**Task description:** Pull every line containing the word "yenisite" from the records.

--------------------

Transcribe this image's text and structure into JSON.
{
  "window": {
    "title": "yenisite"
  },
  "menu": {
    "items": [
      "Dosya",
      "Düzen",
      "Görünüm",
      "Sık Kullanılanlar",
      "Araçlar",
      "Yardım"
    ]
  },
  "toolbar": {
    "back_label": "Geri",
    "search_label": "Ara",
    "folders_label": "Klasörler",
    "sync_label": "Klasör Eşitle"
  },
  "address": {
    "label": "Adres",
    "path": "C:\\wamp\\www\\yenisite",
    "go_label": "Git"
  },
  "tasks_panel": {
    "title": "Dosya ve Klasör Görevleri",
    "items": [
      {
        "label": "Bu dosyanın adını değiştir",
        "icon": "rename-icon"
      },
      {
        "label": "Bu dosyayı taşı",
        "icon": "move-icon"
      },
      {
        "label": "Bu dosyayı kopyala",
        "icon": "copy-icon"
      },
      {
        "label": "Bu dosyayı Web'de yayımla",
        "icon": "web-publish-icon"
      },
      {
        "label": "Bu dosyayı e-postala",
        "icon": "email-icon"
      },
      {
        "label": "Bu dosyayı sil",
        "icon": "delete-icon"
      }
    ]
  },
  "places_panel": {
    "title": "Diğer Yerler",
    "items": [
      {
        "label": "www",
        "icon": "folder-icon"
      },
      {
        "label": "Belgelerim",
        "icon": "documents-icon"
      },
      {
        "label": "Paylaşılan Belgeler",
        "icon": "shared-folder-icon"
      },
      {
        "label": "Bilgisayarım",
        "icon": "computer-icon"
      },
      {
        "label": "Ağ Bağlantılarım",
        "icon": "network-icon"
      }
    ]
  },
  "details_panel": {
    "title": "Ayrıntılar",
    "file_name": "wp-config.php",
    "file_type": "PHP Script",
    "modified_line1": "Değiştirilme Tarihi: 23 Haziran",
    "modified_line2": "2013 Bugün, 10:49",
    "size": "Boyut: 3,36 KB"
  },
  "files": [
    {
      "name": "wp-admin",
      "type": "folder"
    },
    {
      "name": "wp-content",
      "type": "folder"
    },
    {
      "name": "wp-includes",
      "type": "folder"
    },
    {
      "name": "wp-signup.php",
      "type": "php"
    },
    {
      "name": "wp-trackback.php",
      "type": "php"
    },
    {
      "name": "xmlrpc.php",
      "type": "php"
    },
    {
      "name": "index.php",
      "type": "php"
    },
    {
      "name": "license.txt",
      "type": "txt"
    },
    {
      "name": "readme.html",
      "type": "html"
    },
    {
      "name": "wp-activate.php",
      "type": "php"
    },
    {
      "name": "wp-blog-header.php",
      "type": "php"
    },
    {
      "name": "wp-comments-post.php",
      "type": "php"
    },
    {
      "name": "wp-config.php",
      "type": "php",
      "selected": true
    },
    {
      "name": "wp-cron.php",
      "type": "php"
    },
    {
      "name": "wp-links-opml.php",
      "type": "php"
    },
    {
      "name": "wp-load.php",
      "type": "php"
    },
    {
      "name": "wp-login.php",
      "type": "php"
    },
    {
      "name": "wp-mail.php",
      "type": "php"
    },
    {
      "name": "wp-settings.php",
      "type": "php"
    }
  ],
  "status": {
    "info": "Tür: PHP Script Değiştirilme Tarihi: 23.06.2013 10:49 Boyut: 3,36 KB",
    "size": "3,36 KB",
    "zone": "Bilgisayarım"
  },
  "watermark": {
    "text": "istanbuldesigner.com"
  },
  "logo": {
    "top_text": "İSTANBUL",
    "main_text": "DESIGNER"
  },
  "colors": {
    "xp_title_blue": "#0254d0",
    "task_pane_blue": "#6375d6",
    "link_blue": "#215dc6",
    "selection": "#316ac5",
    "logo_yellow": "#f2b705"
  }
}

--------------------

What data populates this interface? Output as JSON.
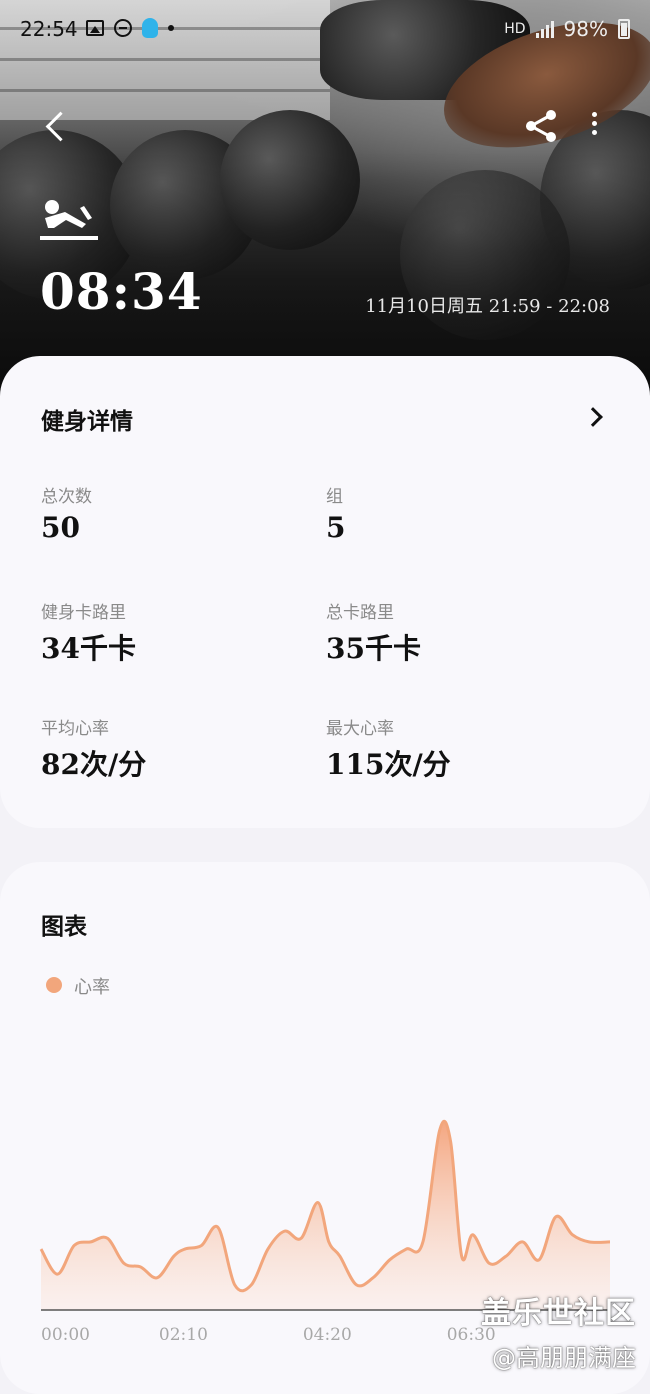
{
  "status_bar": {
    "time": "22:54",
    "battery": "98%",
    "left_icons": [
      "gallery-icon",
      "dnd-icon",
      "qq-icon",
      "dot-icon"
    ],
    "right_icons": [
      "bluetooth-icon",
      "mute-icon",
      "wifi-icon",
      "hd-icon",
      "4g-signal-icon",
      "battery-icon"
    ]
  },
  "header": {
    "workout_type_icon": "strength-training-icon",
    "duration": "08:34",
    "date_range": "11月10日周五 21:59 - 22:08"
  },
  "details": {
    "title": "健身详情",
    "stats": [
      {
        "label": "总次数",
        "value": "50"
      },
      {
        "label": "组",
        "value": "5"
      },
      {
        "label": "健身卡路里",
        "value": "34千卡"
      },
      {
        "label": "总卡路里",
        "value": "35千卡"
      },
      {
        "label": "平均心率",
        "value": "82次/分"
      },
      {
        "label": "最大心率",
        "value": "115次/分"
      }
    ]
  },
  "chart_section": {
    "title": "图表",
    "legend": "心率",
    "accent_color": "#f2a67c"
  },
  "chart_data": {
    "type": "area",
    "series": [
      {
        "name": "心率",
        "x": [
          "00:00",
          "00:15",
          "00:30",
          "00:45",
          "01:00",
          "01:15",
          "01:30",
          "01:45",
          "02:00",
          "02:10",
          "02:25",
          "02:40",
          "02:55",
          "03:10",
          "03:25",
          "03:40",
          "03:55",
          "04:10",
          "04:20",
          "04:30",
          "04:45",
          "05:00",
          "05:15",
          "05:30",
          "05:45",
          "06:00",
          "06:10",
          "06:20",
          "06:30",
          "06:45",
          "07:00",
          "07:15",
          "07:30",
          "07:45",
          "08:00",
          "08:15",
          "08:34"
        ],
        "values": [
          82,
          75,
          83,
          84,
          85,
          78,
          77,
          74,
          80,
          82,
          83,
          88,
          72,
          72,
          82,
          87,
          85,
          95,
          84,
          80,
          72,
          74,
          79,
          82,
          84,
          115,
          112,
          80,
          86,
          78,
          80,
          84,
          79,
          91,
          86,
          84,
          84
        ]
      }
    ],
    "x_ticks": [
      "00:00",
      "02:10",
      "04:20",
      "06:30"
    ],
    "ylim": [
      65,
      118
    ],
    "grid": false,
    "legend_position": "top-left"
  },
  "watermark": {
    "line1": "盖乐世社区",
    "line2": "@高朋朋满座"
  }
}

--------------------

**Right answer:**
    "title": "yenisite"
    "path": "C:\\wamp\\www\\yenisite",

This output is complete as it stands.